Recorded data:
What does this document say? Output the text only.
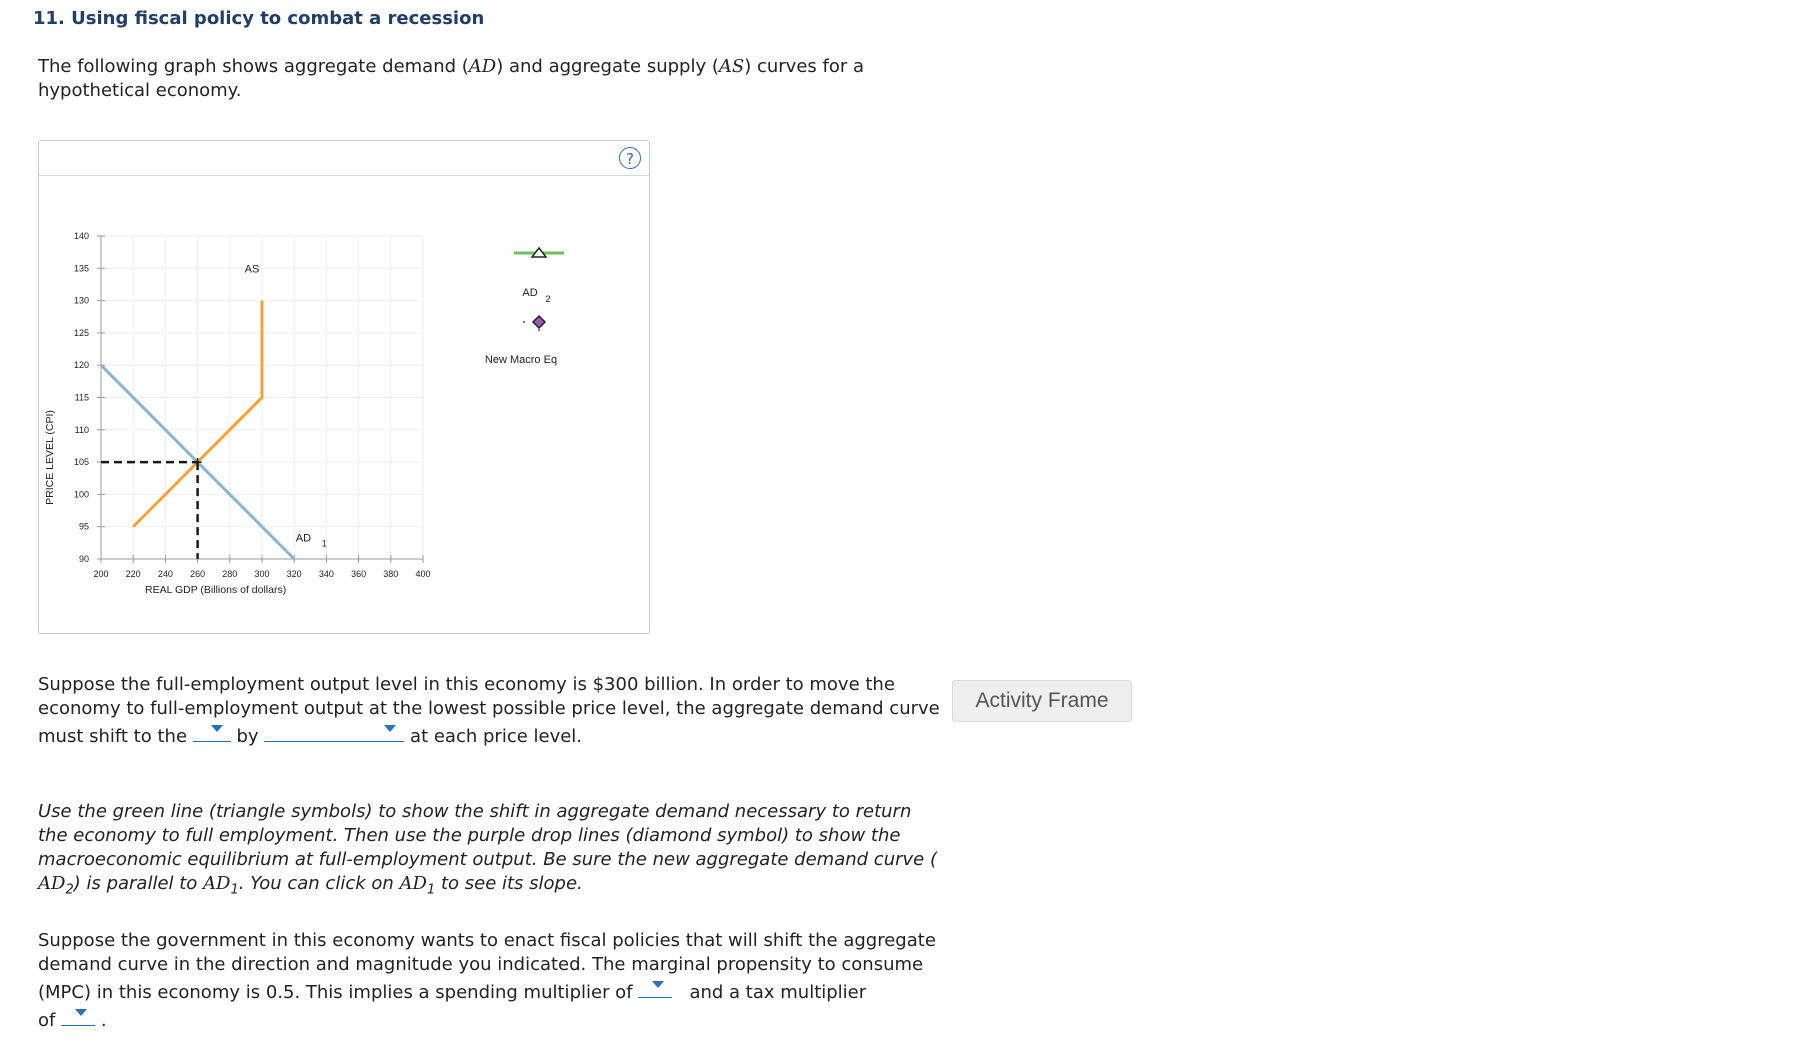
11. Using fiscal policy to combat a recession
The following graph shows aggregate demand (AD) and aggregate supply (AS) curves for a
hypothetical economy.
?
140
135
130
125
120
115
110
105
100
95
90
200 220 240 260 280 300 320 340 360 380 400
REAL GDP (Billions of dollars)
PRICE LEVEL (CPI)
AS
AD 1
AD 2
New Macro Eq
Suppose the full-employment output level in this economy is $300 billion. In order to move the
economy to full-employment output at the lowest possible price level, the aggregate demand curve
must shift to the	by	at each price level.
Activity Frame
Use the green line (triangle symbols) to show the shift in aggregate demand necessary to return
the economy to full employment. Then use the purple drop lines (diamond symbol) to show the
macroeconomic equilibrium at full-employment output. Be sure the new aggregate demand curve (
$AD_2$) is parallel to $AD_1$. You can click on $AD_1$ to see its slope.
Suppose the government in this economy wants to enact fiscal policies that will shift the aggregate
demand curve in the direction and magnitude you indicated. The marginal propensity to consume
(MPC) in this economy is 0.5. This implies a spending multiplier of	and a tax multiplier
of	.
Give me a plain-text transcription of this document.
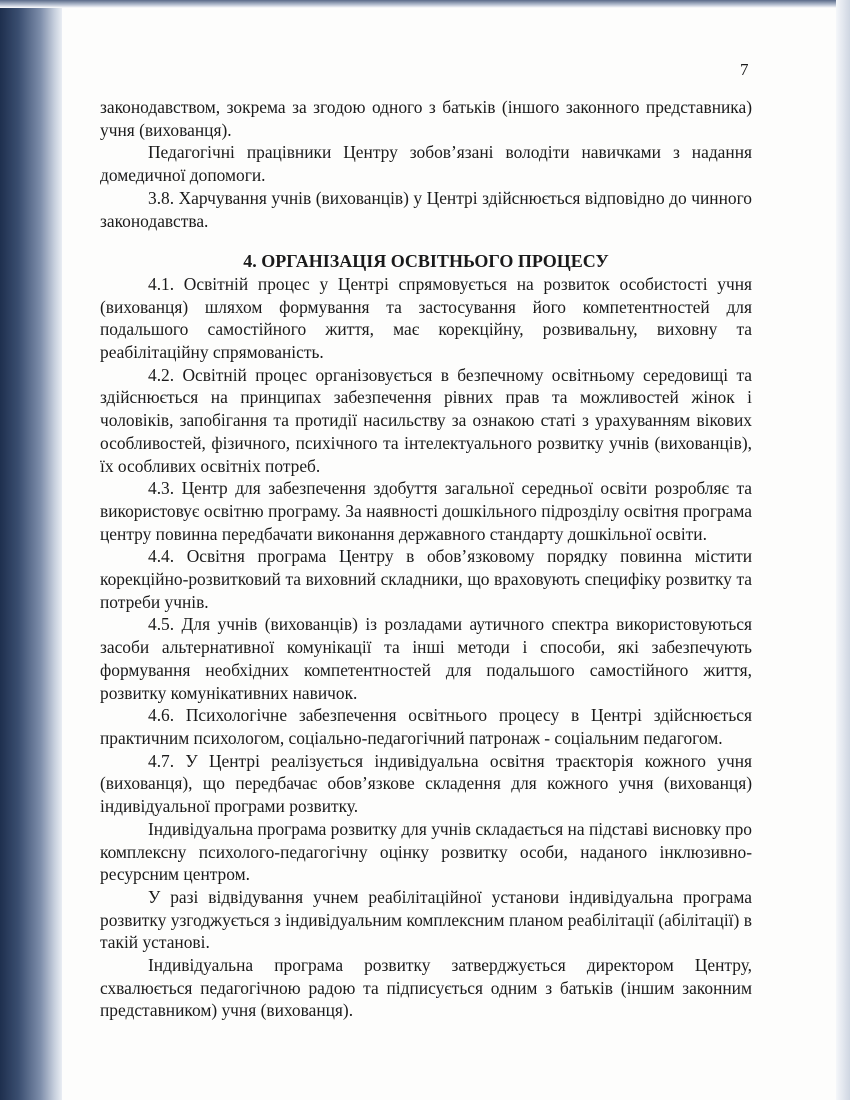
7

законодавством, зокрема за згодою одного з батьків (іншого законного представника) учня (вихованця).

Педагогічні працівники Центру зобов’язані володіти навичками з надання домедичної допомоги.

3.8. Харчування учнів (вихованців) у Центрі здійснюється відповідно до чинного законодавства.

4. ОРГАНІЗАЦІЯ ОСВІТНЬОГО ПРОЦЕСУ

4.1. Освітній процес у Центрі спрямовується на розвиток особистості учня (вихованця) шляхом формування та застосування його компетентностей для подальшого самостійного життя, має корекційну, розвивальну, виховну та реабілітаційну спрямованість.

4.2. Освітній процес організовується в безпечному освітньому середовищі та здійснюється на принципах забезпечення рівних прав та можливостей жінок і чоловіків, запобігання та протидії насильству за ознакою статі з урахуванням вікових особливостей, фізичного, психічного та інтелектуального розвитку учнів (вихованців), їх особливих освітніх потреб.

4.3. Центр для забезпечення здобуття загальної середньої освіти розробляє та використовує освітню програму. За наявності дошкільного підрозділу освітня програма центру повинна передбачати виконання державного стандарту дошкільної освіти.

4.4. Освітня програма Центру в обов’язковому порядку повинна містити корекційно-розвитковий та виховний складники, що враховують специфіку розвитку та потреби учнів.

4.5. Для учнів (вихованців) із розладами аутичного спектра використовуються засоби альтернативної комунікації та інші методи і способи, які забезпечують формування необхідних компетентностей для подальшого самостійного життя, розвитку комунікативних навичок.

4.6. Психологічне забезпечення освітнього процесу в Центрі здійснюється практичним психологом, соціально-педагогічний патронаж - соціальним педагогом.

4.7. У Центрі реалізується індивідуальна освітня траєкторія кожного учня (вихованця), що передбачає обов’язкове складення для кожного учня (вихованця) індивідуальної програми розвитку.

Індивідуальна програма розвитку для учнів складається на підставі висновку про комплексну психолого-педагогічну оцінку розвитку особи, наданого інклюзивно-ресурсним центром.

У разі відвідування учнем реабілітаційної установи індивідуальна програма розвитку узгоджується з індивідуальним комплексним планом реабілітації (абілітації) в такій установі.

Індивідуальна програма розвитку затверджується директором Центру, схвалюється педагогічною радою та підписується одним з батьків (іншим законним представником) учня (вихованця).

▸ **TASK GOAL**
How many lines in the data contain the string "shift"? Respond with the number only.

▸ **THE OUTPUT**
3